■ **DIRECTION**
Copy each line holding the string "areas".

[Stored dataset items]
** Begin **

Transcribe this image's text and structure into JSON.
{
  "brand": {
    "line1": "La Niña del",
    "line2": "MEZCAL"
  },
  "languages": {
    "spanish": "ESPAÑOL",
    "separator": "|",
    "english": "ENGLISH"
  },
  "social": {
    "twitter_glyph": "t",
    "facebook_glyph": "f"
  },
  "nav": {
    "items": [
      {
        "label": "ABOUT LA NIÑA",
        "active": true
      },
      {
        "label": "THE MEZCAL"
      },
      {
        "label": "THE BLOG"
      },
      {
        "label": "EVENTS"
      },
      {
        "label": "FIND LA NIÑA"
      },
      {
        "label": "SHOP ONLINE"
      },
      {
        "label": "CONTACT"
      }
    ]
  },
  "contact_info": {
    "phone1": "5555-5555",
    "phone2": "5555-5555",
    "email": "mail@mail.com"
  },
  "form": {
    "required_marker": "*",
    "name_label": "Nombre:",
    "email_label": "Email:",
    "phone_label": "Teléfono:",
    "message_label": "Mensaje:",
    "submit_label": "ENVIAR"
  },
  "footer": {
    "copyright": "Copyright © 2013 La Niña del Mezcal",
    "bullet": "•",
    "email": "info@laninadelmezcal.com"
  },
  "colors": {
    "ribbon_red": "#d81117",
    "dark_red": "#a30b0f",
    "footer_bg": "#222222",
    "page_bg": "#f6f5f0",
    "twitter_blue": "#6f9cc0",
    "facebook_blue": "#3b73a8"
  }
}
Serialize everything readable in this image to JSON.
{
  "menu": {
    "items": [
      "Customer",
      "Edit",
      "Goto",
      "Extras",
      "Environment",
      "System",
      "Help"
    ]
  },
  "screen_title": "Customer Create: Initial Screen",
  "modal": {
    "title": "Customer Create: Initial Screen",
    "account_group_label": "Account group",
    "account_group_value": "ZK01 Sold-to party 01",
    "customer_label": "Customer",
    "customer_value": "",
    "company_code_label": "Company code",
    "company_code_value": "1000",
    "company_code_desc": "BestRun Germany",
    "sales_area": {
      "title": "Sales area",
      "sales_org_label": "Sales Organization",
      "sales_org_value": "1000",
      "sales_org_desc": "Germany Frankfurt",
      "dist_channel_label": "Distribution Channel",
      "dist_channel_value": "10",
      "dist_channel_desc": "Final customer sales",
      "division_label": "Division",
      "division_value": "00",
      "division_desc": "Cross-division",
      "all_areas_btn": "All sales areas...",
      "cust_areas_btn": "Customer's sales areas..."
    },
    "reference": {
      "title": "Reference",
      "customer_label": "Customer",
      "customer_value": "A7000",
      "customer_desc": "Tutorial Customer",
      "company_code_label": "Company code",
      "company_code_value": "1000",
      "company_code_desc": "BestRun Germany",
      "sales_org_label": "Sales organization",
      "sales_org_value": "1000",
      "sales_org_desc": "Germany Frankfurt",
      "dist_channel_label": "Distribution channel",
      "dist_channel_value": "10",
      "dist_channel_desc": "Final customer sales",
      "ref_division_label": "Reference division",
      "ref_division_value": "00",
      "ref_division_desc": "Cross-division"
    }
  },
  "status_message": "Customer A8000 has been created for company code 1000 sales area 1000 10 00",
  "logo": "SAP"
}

** End **

■ **FINAL ANSWER**
      "all_areas_btn": "All sales areas...",
      "cust_areas_btn": "Customer's sales areas..."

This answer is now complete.